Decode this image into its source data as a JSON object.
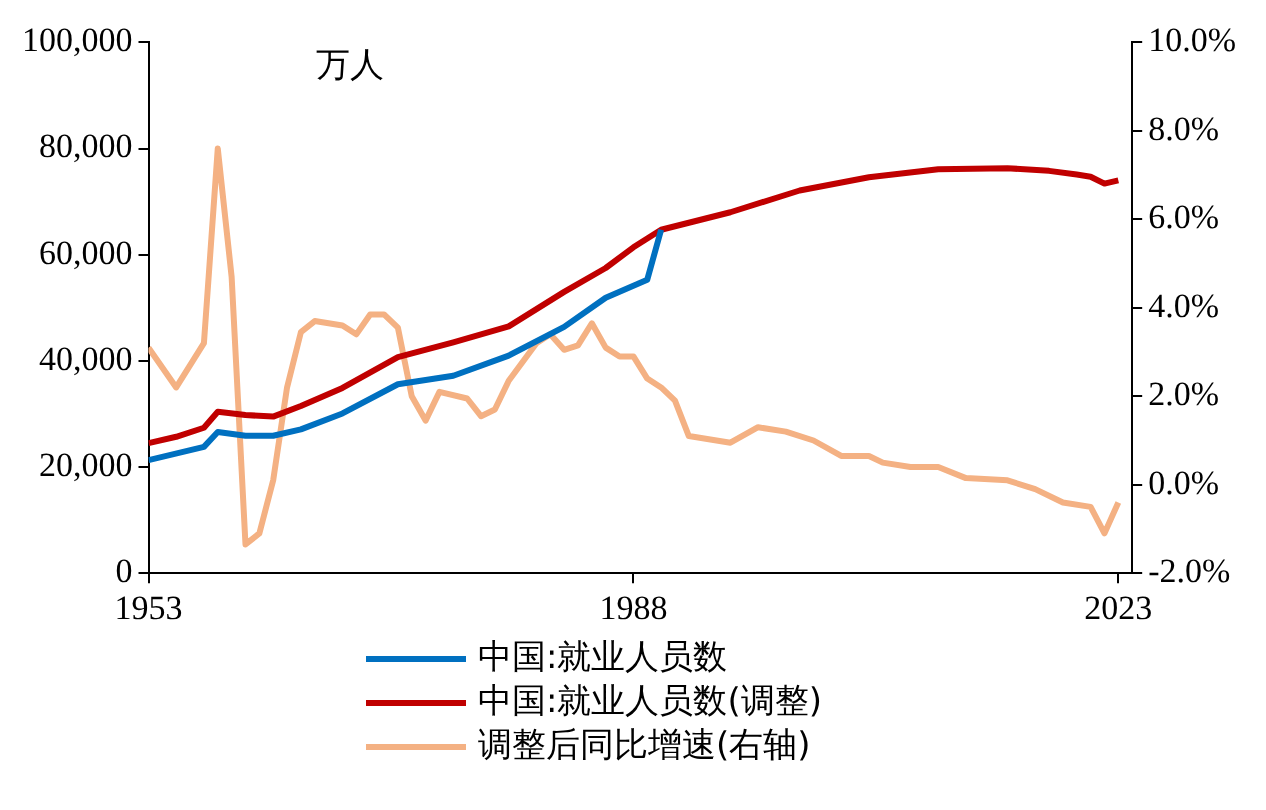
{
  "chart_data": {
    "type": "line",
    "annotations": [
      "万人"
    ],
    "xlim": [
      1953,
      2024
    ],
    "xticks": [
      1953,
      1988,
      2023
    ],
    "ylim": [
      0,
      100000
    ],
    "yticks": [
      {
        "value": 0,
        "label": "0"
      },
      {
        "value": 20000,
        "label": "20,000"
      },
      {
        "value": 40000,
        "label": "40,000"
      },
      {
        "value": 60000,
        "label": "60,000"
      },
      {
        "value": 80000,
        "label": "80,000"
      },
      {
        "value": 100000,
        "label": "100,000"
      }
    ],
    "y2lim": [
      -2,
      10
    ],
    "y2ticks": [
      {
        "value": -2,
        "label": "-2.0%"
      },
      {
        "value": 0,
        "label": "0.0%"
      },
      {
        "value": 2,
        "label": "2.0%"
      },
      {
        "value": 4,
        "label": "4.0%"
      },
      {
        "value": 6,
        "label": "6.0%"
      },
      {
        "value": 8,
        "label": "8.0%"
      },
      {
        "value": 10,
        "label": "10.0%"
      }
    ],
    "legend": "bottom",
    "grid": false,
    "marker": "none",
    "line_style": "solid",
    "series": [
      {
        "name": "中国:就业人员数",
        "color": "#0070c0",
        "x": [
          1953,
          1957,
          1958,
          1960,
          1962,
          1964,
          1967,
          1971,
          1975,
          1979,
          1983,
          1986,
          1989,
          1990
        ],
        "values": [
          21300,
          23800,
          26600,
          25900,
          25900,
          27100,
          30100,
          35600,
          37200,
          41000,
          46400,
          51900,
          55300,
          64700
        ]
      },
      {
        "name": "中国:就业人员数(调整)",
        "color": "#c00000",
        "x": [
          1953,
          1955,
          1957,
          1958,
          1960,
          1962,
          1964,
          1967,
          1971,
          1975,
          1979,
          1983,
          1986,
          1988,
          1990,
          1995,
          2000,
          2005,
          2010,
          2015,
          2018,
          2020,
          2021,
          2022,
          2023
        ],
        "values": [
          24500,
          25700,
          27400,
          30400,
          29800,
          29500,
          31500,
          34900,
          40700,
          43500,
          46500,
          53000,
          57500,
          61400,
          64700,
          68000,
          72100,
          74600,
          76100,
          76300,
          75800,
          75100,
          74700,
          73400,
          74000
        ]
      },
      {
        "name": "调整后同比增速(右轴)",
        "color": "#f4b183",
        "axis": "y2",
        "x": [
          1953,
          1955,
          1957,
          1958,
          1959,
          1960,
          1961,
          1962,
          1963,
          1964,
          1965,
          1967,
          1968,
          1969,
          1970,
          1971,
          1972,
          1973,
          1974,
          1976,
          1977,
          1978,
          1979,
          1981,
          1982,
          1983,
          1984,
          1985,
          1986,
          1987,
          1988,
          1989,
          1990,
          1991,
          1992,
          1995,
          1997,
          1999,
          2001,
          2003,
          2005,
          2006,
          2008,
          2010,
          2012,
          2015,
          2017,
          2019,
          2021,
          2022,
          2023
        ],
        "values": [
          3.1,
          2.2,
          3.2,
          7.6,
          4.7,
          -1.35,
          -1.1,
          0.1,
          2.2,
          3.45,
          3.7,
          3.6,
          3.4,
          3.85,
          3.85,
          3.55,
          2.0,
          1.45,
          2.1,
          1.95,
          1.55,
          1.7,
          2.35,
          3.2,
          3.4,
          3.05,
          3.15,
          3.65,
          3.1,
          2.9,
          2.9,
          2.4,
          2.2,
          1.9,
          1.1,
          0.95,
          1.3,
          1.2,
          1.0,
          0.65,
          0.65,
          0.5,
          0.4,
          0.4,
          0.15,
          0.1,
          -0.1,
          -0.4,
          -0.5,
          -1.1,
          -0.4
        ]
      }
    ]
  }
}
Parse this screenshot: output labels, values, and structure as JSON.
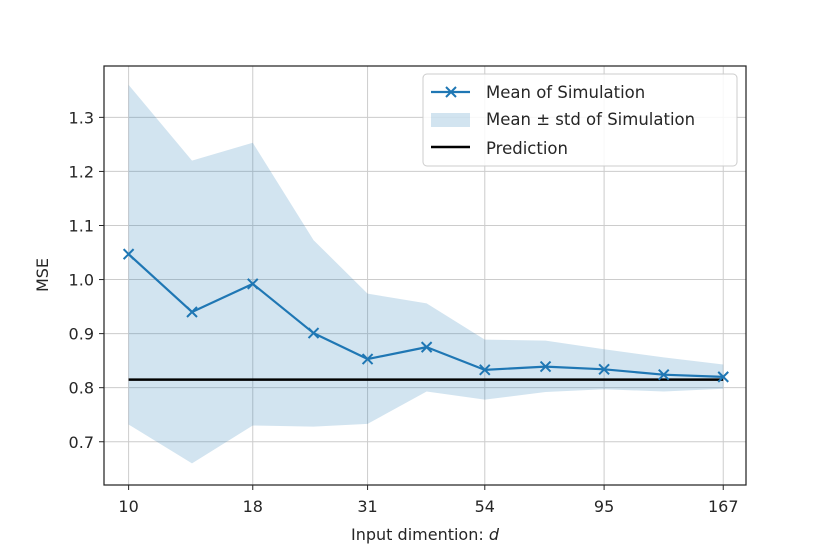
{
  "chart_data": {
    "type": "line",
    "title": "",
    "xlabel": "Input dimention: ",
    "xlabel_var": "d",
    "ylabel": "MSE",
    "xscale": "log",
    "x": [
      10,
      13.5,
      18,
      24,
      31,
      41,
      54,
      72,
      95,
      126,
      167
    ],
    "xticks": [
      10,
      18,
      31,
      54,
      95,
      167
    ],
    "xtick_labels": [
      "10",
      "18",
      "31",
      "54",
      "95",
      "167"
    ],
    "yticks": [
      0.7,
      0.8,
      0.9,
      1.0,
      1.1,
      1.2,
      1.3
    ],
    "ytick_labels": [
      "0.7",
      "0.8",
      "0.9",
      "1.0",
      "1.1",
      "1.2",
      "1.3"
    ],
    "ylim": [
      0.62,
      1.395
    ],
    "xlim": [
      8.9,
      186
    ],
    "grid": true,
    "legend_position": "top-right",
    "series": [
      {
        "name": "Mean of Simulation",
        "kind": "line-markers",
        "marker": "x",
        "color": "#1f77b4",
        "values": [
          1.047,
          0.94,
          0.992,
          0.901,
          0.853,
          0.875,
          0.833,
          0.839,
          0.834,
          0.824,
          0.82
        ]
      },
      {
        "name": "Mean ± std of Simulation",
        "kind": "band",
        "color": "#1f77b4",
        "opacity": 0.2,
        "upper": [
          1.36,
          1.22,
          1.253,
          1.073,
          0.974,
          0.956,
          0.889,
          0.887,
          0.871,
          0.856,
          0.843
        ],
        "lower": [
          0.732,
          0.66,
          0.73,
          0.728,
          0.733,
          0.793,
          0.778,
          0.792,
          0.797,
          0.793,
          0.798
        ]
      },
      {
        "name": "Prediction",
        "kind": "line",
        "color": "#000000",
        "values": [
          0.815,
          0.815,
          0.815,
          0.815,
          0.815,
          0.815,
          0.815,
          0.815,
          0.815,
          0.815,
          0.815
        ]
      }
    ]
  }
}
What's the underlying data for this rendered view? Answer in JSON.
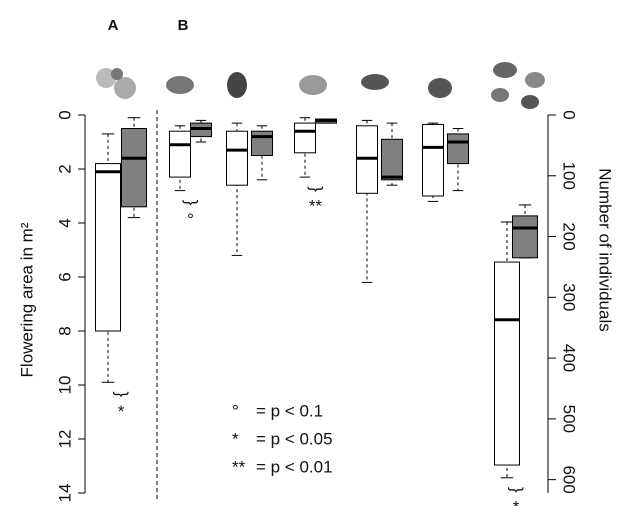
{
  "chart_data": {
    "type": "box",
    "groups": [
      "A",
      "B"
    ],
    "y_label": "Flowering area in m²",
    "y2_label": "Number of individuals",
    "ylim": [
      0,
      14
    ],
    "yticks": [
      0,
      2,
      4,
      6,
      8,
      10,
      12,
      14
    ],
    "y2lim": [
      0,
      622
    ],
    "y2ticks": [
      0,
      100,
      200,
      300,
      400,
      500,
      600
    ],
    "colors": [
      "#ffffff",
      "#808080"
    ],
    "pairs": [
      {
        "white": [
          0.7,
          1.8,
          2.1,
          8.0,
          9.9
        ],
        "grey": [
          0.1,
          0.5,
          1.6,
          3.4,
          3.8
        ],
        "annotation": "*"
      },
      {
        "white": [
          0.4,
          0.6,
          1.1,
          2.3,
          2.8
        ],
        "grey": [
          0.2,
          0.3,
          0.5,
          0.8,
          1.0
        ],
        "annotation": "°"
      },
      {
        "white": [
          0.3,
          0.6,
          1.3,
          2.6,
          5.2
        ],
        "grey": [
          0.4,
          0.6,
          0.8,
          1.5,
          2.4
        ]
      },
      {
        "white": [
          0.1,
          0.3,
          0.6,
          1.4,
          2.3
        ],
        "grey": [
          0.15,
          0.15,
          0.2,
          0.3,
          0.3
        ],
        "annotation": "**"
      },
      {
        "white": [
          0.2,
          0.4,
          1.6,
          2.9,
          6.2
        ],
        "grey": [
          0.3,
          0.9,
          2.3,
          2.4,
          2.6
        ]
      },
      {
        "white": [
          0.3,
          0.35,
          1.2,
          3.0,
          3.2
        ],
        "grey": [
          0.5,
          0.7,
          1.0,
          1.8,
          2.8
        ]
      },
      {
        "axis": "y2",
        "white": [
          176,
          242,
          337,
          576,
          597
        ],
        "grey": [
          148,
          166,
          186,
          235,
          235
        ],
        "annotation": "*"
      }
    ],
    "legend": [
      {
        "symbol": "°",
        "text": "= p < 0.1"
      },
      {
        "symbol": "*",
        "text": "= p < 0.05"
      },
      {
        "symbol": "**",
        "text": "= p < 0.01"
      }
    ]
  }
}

★ ★ ★ ★

GIVEN PROBLEM
Find the lines containing "this" and pull them out.

PROBLEM SOLUTION
Decode this image into its source data as a JSON object.
Parse this screenshot: output labels, values, and structure as JSON.
What's the underlying data for this rendered view? Answer in JSON.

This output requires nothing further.